Extrait de page:
____________________
C’était vraiment une histoire à la Woody Allen. Et de plus, il y avait deux décors principaux qui nécessitaient une stylistique visuelle distincte : le Bronx et Hollywood. Il y avait deux thèmes visuels spécifiques à mettre en image. Alors, j’étais très intéressé.
J’ai tourné 58 films en argentique. Le dernier était Mohamed Ali, et au cours des trois années pendant lesquelles j’ai travaillé sur sa pré-production, sa production et sa postproduction, j’ai vu comment l’industrie du film était en train de changer complètement. C’était un passage quasi à 100 % du film vers le numérique.

J’ai pris l’avion pour New-York et rencontré Woody Allen. Nous avons parlé du projet pendant plus de deux heures. Puis, je lui ai dit : « Woody, tu as toujours utilisé l’argentique. Moi aussi j’ai utilisé la pellicule jusqu’à présent. Mais je pense que le temps est venu pour nous de changer et de faire le passage au numérique, car le progrès est quelque chose que nous ne pouvons pas arrêter. Nous pouvons accélérer le processus ou le ralentir, mais nous ne pouvons pas l’arrêter. Nous courrons après quelque chose – la pellicule et le procédé photochimique – et nous savons qu’il va disparaître.
____________________
Matériel fourni:
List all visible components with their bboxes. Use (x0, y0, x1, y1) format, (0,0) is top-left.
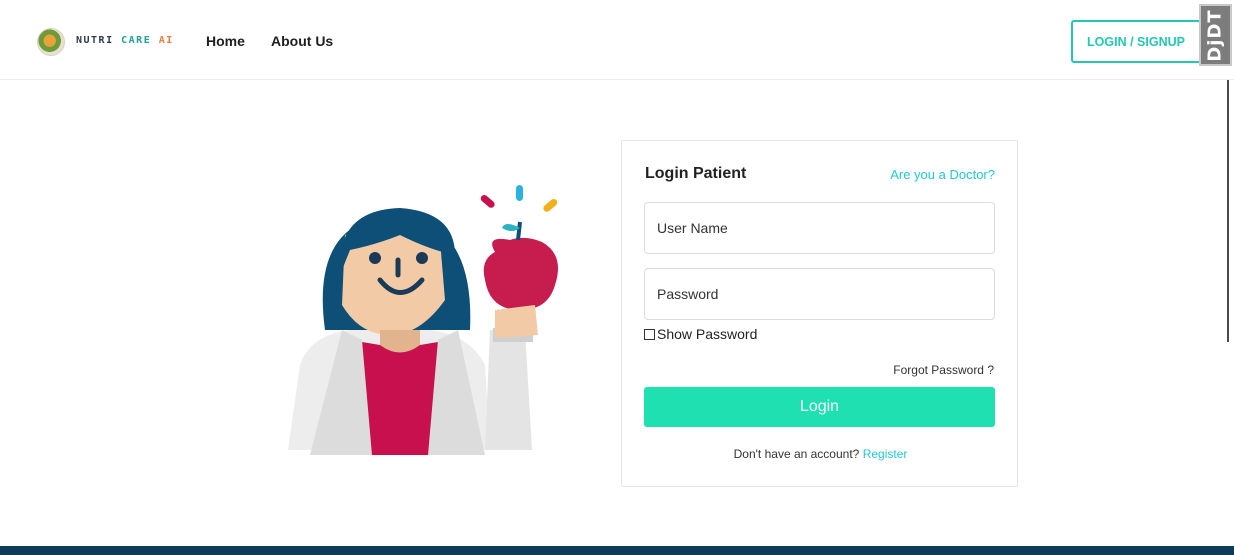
____________________
Vos tâches:
A – Transcrivez fidèlement le témoignage sur le passage au numérique, de « C’était vraiment une » à « vers le numérique. ».
B – Reprenez le témoignage sur le passage au numérique à partir de sa dernière phrase et poursuivez-le.

Résultats finaux:
A –
C’était vraiment une histoire à la Woody Allen. Et de plus, il y avait deux décors principaux qui nécessitaient une stylistique visuelle distincte : le Bronx et Hollywood. Il y avait deux thèmes visuels spécifiques à mettre en image. Alors, j’étais très intéressé.
J’ai tourné 58 films en argentique. Le dernier était Mohamed Ali, et au cours des trois années pendant lesquelles j’ai travaillé sur sa pré-production, sa production et sa postproduction, j’ai vu comment l’industrie du film était en train de changer complètement. C’était un passage quasi à 100 % du film vers le numérique.

B –
« Ou alors, nous pouvons faire le saut dans ce nouveau monde numérique ensemble, et en faire notre monde. Nous ne pourrons l’améliorer que si nous sommes dans le processus. On ne peut pas le critiquer de l’extérieur. Je pense qu’il est temps pour nous d’accepter la prise de vues numérique. » Alors nous avons commencé à parler du type de caméra cinéma numérique que nous pourrions utiliser. J’ai toujours rêvé d’une caméra qui me donnerait nativement le format d’image spécifique de 2:1 qui m’était suggéré par La Cène, le tableau de Léonard de Vinci. Au cinéma, j’appelle ce format "Univisium".

Chaque fois que j’ai expérimenté le numérique, au fil des ans, et constamment déçu, j’ai toujours réfléchi à la caméra de mes rêves. Il y avait plusieurs paramètres à satisfaire. Puisque la pellicule est capable d’avoir une profondeur de couleur de 16 bits, alors la caméra numérique doit en enregistrer autant, sinon plus. Et si nous scannons le film à une résolution de 4K, 6K ou 8K, alors la caméra numérique doit avoir au moins une résolution de 4K.
Puis, un jour j’ai découvert que Sony fabriquait une caméra appelée la F65. C’était la possibilité la plus proche de mon rêve. La fenêtre était presque parfaite : le format était quasiment du 2:1. Et elle travaillait entre 8K et 4K avec une très faible compression. C’était la caméra que je voudrais utiliser.

Sony m’a orienté vers Panalight Camera Rentals à Rome. Mon assistant et moi l’avons testée. Et quand Woody m’a demandé quelle caméra je souhaiterais utiliser, j’ai dit : « Woody, je voudrais utiliser la Sony F65. Es-tu prêt à faire le saut dans le numérique avec moi ? » Et Woody a répondu « Allons-y ! »

Vittorio Storaro et la caméra Sony F65, sur le tournage de "Cafe Society" - Photo Sabrina Lantos
Vittorio Storaro et la caméra Sony F65, sur le tournage de "Cafe Society"
Photo Sabrina Lantos

Vous n’avez pas eu besoin de le convaincre plus que cela ?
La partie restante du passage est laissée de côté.